## begin Supplied entries
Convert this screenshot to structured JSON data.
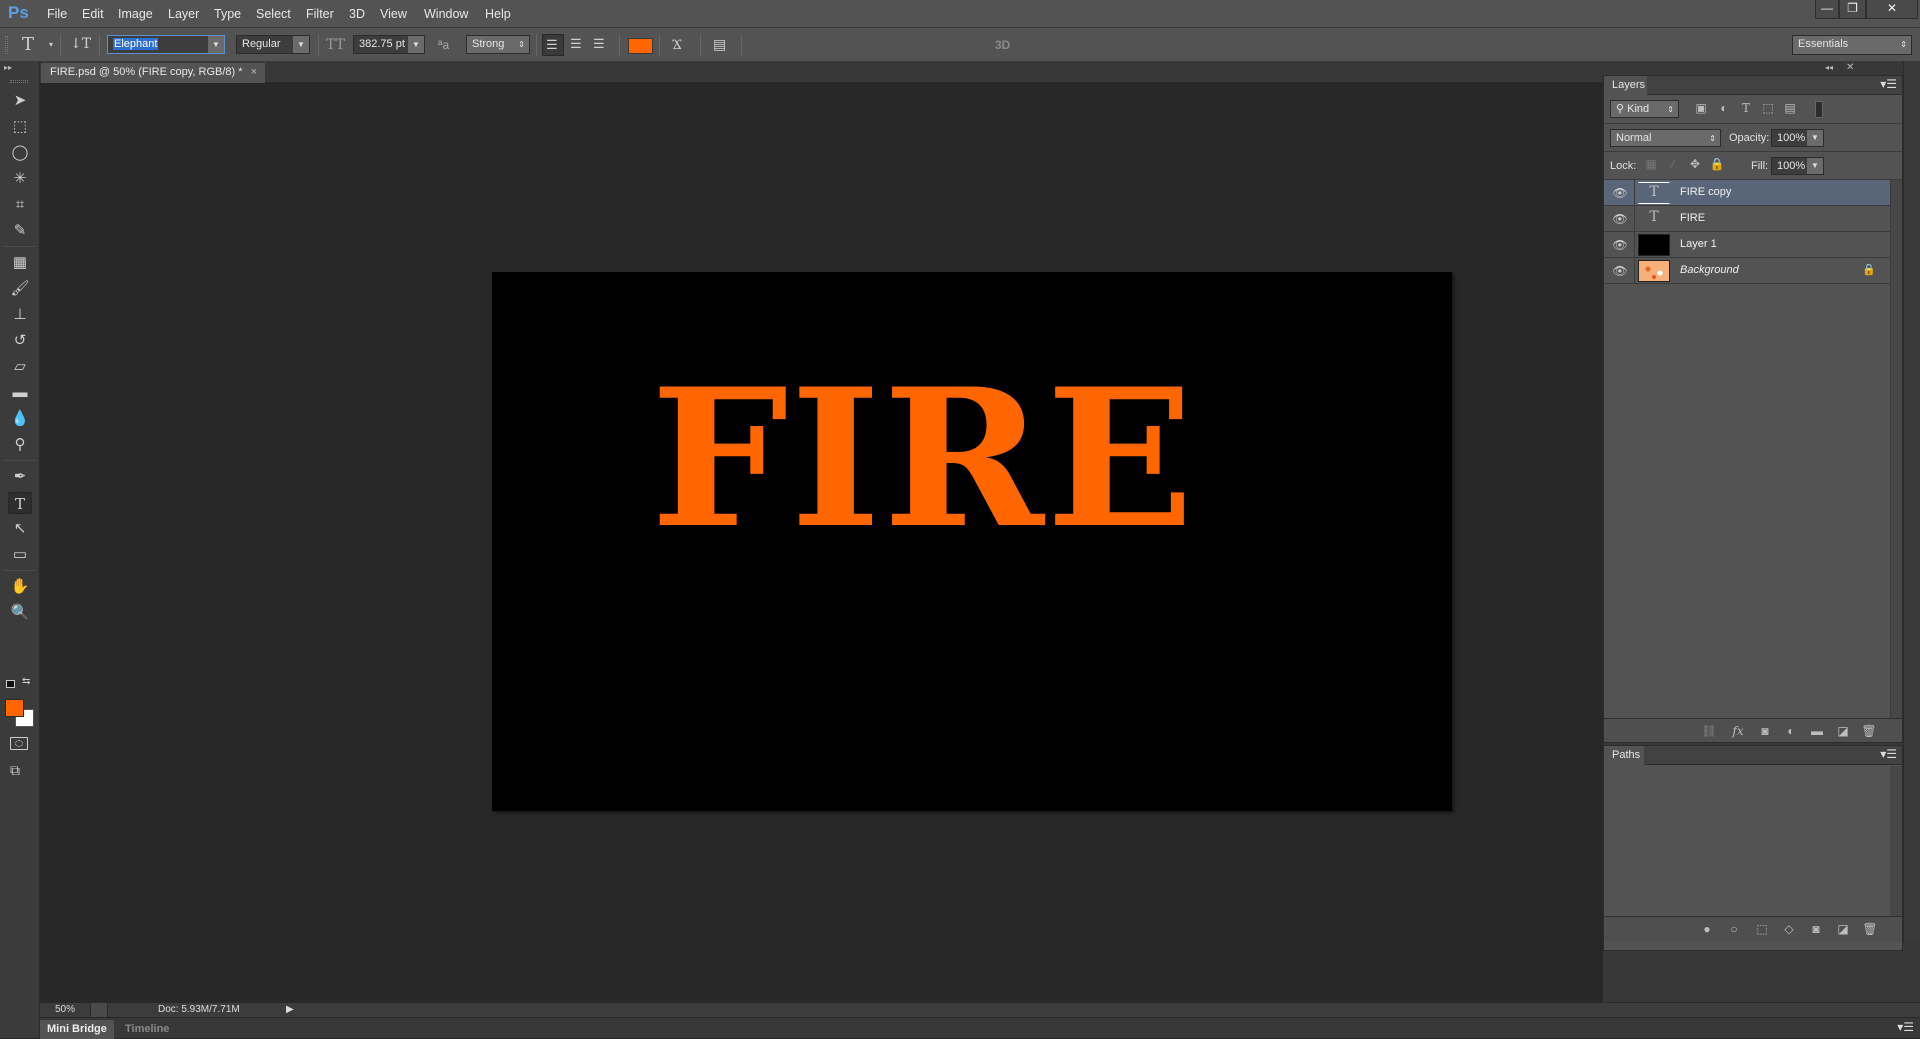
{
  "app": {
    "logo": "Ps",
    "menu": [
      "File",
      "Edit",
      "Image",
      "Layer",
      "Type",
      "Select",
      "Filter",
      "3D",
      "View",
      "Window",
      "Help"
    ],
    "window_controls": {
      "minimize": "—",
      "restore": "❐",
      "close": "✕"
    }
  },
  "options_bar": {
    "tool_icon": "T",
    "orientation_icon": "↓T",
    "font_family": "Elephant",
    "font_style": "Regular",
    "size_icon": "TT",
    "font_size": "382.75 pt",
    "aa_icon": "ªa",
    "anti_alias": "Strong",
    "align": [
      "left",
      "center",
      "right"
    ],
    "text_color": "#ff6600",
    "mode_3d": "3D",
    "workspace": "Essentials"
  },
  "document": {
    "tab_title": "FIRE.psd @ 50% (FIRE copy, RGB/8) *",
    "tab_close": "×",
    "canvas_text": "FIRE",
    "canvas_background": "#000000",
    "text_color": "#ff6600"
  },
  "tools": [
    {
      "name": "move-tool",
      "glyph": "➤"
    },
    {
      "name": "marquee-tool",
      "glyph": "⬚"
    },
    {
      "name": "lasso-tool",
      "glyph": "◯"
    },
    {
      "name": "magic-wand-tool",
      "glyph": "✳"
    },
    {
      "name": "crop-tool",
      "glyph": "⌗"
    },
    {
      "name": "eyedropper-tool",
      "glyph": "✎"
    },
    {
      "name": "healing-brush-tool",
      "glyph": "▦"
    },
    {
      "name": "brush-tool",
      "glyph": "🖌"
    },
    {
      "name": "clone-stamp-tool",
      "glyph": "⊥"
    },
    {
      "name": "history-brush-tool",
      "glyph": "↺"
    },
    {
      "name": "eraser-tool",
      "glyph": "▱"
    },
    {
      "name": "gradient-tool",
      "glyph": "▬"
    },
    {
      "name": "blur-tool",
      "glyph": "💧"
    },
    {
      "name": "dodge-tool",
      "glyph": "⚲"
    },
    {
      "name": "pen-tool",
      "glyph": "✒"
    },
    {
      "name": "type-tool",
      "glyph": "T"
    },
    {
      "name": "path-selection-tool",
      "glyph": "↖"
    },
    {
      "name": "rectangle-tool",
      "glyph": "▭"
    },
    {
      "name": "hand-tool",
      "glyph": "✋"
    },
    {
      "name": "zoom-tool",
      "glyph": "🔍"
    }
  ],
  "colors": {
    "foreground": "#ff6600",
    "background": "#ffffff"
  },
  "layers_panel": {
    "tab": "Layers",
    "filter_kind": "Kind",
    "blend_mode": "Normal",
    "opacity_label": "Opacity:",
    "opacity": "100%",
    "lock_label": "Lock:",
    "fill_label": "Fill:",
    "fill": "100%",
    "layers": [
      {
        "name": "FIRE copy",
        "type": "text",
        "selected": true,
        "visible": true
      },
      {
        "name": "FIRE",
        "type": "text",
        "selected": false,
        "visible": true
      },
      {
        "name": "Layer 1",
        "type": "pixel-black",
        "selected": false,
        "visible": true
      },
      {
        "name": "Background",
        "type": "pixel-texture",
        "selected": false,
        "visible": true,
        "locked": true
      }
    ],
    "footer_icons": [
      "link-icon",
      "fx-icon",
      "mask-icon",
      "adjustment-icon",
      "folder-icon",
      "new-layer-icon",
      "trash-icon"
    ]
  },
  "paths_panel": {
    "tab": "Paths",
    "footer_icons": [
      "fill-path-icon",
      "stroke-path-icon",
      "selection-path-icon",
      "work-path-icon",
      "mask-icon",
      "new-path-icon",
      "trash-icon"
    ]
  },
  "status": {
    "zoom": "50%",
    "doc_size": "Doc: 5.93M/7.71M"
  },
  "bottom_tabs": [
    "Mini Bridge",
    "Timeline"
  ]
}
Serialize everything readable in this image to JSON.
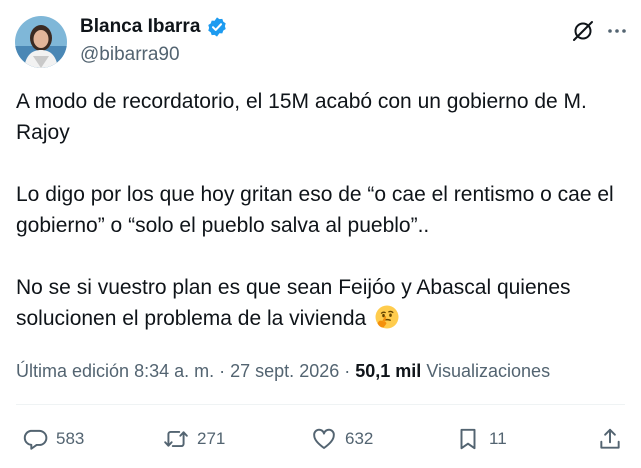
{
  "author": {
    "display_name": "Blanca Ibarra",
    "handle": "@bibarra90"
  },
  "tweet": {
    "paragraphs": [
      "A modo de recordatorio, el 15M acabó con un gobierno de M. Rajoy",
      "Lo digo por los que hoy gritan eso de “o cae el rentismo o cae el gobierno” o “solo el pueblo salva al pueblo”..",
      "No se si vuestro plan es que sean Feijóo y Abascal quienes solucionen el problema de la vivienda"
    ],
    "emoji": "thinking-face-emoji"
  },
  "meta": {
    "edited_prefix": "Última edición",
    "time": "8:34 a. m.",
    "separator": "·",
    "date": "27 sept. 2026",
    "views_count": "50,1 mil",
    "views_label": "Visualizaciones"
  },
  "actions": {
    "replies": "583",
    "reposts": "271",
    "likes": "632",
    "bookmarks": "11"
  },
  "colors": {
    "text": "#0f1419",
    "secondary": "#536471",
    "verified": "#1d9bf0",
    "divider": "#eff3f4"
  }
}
## end Supplied entries
Take the line containing "Serialize everything readable" and all lines after it to the end of the data above, and reproduce them exactly, leaving out pictures. Nothing else belongs in the copy.

Serialize everything readable in this image to JSON.
{
  "author": {
    "display_name": "Blanca Ibarra",
    "handle": "@bibarra90"
  },
  "tweet": {
    "paragraphs": [
      "A modo de recordatorio, el 15M acabó con un gobierno de M. Rajoy",
      "Lo digo por los que hoy gritan eso de “o cae el rentismo o cae el gobierno” o “solo el pueblo salva al pueblo”..",
      "No se si vuestro plan es que sean Feijóo y Abascal quienes solucionen el problema de la vivienda"
    ],
    "emoji": "thinking-face-emoji"
  },
  "meta": {
    "edited_prefix": "Última edición",
    "time": "8:34 a. m.",
    "separator": "·",
    "date": "27 sept. 2026",
    "views_count": "50,1 mil",
    "views_label": "Visualizaciones"
  },
  "actions": {
    "replies": "583",
    "reposts": "271",
    "likes": "632",
    "bookmarks": "11"
  },
  "colors": {
    "text": "#0f1419",
    "secondary": "#536471",
    "verified": "#1d9bf0",
    "divider": "#eff3f4"
  }
}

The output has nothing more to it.